SHORT TASK
Copy out each line of the material in which the word "caption" appears.

++++++++

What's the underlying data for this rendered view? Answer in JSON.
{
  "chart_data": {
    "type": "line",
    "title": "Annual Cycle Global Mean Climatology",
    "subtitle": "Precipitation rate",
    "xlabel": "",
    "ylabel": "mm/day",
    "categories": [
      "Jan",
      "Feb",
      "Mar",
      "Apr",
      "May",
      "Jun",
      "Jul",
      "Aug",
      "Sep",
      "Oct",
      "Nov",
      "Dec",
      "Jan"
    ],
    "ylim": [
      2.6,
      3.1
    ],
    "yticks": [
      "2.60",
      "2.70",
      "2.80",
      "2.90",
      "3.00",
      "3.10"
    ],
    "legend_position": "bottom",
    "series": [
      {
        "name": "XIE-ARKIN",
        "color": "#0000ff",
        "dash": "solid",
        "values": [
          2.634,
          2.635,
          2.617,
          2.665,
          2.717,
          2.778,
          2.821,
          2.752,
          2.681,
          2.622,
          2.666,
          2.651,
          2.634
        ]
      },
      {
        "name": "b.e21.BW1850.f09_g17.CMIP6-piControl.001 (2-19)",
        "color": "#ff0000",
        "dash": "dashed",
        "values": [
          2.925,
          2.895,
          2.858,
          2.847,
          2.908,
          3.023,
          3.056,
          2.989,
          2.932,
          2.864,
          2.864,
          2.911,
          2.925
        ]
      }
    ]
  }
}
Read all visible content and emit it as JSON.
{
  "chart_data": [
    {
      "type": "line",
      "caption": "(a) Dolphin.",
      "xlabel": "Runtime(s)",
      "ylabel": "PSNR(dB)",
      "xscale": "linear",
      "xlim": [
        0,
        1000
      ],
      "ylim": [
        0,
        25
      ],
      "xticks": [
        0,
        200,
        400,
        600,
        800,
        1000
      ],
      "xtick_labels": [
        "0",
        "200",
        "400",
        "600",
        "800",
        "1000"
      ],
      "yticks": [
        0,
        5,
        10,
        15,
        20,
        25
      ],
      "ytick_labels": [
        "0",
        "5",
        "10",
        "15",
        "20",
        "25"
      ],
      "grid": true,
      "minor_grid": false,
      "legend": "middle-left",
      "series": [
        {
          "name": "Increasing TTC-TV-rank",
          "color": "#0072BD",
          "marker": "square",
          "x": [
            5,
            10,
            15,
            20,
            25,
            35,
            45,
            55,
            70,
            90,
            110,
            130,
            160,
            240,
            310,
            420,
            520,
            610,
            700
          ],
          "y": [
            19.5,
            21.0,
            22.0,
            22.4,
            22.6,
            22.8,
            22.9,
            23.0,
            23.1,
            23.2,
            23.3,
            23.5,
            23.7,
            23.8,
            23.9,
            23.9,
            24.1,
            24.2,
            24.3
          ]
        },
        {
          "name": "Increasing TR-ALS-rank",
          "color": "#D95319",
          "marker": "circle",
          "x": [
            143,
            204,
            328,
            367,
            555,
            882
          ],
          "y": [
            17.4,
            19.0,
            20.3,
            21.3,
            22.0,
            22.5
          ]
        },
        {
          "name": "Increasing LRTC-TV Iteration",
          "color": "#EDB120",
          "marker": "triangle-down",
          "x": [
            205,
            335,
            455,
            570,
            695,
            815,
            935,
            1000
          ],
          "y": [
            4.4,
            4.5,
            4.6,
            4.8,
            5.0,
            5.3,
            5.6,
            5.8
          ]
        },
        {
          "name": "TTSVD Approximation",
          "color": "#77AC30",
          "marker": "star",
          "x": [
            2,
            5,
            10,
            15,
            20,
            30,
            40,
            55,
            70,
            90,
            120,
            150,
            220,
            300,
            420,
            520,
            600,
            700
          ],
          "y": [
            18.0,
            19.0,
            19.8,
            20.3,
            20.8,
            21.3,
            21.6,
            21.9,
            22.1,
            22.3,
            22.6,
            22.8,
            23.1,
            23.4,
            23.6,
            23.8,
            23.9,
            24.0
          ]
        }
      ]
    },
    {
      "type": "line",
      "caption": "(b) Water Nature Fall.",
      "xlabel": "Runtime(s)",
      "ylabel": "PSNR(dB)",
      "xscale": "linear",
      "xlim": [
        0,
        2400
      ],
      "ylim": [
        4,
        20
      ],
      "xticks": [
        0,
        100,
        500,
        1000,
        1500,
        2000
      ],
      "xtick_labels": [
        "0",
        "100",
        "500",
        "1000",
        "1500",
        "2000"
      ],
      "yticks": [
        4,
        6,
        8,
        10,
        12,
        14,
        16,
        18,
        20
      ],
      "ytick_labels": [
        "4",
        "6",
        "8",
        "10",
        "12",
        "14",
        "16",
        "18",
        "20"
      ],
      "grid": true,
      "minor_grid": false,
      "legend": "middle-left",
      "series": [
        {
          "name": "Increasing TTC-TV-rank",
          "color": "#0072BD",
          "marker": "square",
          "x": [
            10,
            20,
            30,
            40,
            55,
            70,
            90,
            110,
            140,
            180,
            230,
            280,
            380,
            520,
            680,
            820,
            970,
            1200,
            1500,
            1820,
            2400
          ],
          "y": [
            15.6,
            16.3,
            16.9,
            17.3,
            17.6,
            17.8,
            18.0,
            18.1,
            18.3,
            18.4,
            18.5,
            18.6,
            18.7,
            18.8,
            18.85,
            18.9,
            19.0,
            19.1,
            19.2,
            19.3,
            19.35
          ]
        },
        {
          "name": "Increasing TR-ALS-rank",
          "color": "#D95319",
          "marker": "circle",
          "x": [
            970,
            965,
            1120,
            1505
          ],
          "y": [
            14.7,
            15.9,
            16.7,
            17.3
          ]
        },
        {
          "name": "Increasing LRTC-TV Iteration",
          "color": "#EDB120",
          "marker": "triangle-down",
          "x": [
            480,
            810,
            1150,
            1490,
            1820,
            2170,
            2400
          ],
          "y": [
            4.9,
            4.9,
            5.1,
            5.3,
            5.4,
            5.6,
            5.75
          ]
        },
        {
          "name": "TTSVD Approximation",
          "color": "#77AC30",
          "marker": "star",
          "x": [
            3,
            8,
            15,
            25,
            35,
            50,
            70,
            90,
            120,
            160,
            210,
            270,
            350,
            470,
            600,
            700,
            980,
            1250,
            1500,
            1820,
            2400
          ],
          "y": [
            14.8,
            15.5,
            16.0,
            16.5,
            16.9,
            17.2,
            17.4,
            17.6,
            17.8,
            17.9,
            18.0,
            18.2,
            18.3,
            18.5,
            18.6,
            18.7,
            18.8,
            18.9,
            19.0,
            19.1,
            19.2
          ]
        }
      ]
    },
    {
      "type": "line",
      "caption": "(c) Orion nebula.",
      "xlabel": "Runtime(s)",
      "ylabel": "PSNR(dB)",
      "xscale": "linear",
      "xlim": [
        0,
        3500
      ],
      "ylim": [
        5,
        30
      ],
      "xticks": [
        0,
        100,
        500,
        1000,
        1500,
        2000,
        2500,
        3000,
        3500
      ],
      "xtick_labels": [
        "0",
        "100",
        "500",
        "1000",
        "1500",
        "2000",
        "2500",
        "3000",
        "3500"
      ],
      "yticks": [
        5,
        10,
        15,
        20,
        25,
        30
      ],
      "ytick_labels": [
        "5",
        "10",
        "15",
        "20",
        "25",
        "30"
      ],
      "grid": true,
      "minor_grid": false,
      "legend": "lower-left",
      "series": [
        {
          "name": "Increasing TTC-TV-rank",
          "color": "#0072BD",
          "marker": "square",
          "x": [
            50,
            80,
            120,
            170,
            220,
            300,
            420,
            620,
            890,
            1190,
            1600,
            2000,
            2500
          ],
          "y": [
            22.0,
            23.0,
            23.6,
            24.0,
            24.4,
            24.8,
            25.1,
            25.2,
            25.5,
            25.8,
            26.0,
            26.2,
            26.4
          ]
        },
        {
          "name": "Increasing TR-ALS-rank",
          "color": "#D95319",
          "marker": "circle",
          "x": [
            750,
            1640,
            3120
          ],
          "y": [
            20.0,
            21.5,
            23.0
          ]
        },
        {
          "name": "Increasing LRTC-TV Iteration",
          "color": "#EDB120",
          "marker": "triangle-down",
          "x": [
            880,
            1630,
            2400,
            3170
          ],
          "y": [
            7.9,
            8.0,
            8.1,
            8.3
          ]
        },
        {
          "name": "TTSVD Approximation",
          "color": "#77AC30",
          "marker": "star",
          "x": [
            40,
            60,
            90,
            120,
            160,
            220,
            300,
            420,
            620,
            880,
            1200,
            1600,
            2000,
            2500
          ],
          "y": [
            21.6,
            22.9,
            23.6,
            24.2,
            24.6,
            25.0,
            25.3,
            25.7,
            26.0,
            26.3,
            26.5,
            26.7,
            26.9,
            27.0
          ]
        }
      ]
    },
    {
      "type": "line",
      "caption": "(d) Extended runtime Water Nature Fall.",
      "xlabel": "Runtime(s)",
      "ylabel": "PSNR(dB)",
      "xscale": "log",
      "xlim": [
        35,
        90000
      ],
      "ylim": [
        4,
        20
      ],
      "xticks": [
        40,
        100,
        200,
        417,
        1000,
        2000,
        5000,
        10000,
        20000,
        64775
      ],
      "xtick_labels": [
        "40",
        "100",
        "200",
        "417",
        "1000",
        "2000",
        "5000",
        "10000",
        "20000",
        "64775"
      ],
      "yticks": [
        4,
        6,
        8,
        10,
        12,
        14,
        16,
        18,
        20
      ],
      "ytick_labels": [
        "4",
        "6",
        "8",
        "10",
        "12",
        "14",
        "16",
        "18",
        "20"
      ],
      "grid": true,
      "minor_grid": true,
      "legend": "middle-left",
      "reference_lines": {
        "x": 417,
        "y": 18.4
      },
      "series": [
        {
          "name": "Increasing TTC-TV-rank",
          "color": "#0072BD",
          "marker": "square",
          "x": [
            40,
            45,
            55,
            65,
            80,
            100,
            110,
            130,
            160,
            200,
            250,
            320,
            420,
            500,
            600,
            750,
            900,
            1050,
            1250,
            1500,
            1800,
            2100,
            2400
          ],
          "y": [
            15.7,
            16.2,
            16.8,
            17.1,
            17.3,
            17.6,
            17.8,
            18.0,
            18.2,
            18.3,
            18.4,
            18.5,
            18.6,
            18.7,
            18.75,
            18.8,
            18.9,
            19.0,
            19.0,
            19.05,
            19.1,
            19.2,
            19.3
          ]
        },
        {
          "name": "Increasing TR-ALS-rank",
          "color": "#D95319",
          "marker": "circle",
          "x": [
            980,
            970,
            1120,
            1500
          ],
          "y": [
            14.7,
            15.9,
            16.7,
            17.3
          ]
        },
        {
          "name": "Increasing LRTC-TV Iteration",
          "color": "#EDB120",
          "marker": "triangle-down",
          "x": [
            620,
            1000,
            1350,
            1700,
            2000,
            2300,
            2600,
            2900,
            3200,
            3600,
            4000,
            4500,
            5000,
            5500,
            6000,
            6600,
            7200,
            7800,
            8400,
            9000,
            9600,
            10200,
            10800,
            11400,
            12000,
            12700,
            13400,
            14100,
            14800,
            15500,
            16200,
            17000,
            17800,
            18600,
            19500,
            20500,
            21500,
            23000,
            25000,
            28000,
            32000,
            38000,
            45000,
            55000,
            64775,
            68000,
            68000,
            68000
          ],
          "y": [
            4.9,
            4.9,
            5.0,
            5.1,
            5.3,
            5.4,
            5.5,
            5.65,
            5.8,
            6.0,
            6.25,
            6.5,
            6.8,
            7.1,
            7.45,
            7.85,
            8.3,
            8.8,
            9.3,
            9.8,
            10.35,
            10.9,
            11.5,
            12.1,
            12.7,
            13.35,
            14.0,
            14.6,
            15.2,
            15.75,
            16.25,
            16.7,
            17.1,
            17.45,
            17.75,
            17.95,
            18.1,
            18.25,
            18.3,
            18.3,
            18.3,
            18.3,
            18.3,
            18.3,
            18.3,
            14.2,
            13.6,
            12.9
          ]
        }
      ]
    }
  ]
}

++++++++

EXERCISE RESULT
      "caption": "(a) Dolphin.",
      "caption": "(b) Water Nature Fall.",
      "caption": "(c) Orion nebula.",
      "caption": "(d) Extended runtime Water Nature Fall.",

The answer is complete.